Aim of the exercise: Extract every line that includes the string "average".

Source material:
- - -

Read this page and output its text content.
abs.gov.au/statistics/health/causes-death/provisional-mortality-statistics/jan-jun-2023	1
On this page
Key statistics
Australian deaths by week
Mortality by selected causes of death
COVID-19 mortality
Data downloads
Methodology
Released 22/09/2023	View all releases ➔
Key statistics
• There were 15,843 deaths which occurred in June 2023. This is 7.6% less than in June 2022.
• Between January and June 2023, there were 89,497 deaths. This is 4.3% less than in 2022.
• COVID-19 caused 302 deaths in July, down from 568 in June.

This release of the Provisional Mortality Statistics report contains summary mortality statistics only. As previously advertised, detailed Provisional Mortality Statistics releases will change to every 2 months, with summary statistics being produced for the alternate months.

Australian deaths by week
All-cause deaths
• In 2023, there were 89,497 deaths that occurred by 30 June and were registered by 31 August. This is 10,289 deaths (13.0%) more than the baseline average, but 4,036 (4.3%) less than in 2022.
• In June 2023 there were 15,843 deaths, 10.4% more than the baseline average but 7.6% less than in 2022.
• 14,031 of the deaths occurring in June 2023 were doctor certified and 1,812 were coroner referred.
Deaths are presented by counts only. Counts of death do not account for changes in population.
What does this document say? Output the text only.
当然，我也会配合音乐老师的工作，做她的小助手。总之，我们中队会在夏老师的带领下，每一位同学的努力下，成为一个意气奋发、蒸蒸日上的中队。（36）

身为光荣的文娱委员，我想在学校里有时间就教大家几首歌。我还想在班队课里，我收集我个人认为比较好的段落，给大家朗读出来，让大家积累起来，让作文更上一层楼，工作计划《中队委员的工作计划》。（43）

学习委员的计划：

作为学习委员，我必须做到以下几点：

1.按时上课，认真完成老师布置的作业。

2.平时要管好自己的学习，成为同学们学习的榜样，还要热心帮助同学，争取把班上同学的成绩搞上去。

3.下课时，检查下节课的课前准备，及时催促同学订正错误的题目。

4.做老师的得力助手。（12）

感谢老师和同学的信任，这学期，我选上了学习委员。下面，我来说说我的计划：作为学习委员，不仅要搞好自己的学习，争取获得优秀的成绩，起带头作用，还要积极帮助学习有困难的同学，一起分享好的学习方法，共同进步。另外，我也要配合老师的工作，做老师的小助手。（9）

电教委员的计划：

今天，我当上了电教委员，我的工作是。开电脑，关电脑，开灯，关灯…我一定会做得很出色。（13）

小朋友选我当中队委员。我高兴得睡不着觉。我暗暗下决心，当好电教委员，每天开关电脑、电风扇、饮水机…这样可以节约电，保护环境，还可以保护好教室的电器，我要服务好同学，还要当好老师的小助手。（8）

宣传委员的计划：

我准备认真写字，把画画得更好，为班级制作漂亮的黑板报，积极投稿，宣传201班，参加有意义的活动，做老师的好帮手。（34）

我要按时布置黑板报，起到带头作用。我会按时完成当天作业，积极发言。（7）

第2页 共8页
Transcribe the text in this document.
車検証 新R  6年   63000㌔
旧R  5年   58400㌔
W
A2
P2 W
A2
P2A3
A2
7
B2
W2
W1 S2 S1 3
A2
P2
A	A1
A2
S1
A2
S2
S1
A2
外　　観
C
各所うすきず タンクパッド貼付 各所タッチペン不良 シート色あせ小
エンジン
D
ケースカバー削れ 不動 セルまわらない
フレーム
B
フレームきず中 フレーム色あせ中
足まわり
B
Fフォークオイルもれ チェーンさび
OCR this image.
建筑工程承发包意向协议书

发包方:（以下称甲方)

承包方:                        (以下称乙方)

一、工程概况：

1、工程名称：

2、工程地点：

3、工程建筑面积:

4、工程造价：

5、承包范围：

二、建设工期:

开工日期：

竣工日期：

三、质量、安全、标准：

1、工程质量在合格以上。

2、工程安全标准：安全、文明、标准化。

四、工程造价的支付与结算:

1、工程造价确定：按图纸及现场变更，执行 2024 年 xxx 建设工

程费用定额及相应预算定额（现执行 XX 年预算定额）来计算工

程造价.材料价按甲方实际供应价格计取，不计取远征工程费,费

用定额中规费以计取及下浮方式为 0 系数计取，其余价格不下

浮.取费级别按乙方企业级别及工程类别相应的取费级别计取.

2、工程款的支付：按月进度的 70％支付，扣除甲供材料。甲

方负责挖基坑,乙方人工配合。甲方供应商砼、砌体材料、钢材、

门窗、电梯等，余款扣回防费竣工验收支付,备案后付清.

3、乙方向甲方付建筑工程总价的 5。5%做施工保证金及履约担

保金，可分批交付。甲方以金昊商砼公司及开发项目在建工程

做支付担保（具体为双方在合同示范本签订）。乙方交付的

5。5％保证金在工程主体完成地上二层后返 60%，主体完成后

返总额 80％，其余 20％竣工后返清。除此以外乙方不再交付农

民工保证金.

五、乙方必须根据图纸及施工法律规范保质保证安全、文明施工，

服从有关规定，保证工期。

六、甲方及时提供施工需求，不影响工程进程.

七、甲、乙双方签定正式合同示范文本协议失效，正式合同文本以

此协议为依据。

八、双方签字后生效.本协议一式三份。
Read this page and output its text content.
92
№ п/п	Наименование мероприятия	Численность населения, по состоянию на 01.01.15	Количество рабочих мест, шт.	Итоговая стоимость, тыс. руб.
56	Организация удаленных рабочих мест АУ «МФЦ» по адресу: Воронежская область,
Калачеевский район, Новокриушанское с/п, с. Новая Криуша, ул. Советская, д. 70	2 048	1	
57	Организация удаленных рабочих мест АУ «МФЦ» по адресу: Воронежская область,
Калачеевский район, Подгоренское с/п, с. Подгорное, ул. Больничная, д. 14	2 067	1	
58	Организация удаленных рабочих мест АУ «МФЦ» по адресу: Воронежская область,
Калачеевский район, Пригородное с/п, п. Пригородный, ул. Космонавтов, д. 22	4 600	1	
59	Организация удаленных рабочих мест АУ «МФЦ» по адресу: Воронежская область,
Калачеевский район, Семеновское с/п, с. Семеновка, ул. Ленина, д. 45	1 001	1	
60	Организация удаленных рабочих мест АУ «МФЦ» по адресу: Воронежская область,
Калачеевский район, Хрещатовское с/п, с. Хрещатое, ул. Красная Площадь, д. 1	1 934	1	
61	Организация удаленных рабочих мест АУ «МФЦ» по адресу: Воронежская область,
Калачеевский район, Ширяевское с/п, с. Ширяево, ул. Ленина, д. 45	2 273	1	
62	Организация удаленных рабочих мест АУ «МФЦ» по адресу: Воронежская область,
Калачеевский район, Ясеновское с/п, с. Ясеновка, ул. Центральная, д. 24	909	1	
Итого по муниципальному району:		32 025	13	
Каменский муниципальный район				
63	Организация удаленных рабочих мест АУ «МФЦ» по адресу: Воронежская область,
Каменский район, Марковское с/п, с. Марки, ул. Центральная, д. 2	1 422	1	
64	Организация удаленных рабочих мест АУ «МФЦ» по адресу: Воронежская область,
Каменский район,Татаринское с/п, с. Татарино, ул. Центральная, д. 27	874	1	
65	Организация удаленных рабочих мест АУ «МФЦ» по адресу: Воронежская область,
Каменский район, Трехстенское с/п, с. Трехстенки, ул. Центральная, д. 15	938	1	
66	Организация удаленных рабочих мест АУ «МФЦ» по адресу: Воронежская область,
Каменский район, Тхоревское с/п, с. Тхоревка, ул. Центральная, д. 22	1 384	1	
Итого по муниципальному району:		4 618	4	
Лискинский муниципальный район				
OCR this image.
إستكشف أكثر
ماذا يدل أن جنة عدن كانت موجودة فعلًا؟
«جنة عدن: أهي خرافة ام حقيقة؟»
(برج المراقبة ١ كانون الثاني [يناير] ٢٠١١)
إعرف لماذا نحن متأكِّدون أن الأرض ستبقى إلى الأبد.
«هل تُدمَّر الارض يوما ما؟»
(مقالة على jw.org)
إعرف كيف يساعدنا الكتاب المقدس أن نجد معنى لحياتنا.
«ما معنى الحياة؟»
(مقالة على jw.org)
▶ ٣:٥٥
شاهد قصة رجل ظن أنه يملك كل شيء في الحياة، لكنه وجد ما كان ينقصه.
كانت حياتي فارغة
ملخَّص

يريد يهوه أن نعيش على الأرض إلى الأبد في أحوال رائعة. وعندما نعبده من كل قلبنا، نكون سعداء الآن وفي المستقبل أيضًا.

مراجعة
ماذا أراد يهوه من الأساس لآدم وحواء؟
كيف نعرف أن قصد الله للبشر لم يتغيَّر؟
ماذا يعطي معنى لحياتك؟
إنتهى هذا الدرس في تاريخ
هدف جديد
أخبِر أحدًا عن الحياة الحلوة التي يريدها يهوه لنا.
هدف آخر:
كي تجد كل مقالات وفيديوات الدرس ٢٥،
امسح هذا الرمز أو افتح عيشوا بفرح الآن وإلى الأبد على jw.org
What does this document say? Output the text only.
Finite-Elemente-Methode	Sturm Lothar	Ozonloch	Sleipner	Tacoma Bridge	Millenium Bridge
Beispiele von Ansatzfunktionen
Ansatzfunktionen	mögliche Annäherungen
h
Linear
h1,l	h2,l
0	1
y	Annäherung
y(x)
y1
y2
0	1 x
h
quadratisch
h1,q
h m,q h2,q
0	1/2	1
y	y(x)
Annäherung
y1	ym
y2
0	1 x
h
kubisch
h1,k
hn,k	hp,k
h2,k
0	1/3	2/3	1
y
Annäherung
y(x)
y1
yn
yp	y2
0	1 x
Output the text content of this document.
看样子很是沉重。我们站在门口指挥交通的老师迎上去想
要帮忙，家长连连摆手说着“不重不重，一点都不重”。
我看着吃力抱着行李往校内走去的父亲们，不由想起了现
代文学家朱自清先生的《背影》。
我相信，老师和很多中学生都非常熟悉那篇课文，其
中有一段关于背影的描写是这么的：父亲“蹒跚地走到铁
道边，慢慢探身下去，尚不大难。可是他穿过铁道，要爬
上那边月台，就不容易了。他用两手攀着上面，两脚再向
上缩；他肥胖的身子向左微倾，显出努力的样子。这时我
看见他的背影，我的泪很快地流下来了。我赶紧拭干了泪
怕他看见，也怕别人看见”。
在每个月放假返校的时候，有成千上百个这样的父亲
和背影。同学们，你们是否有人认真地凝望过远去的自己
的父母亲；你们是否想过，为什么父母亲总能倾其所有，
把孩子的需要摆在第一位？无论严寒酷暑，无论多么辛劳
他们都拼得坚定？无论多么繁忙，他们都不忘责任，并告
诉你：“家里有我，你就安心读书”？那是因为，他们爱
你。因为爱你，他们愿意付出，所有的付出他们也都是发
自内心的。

- - -

Exercise result:
• In 2023, there were 89,497 deaths that occurred by 30 June and were registered by 31 August. This is 10,289 deaths (13.0%) more than the baseline average, but 4,036 (4.3%) less than in 2022.
• In June 2023 there were 15,843 deaths, 10.4% more than the baseline average but 7.6% less than in 2022.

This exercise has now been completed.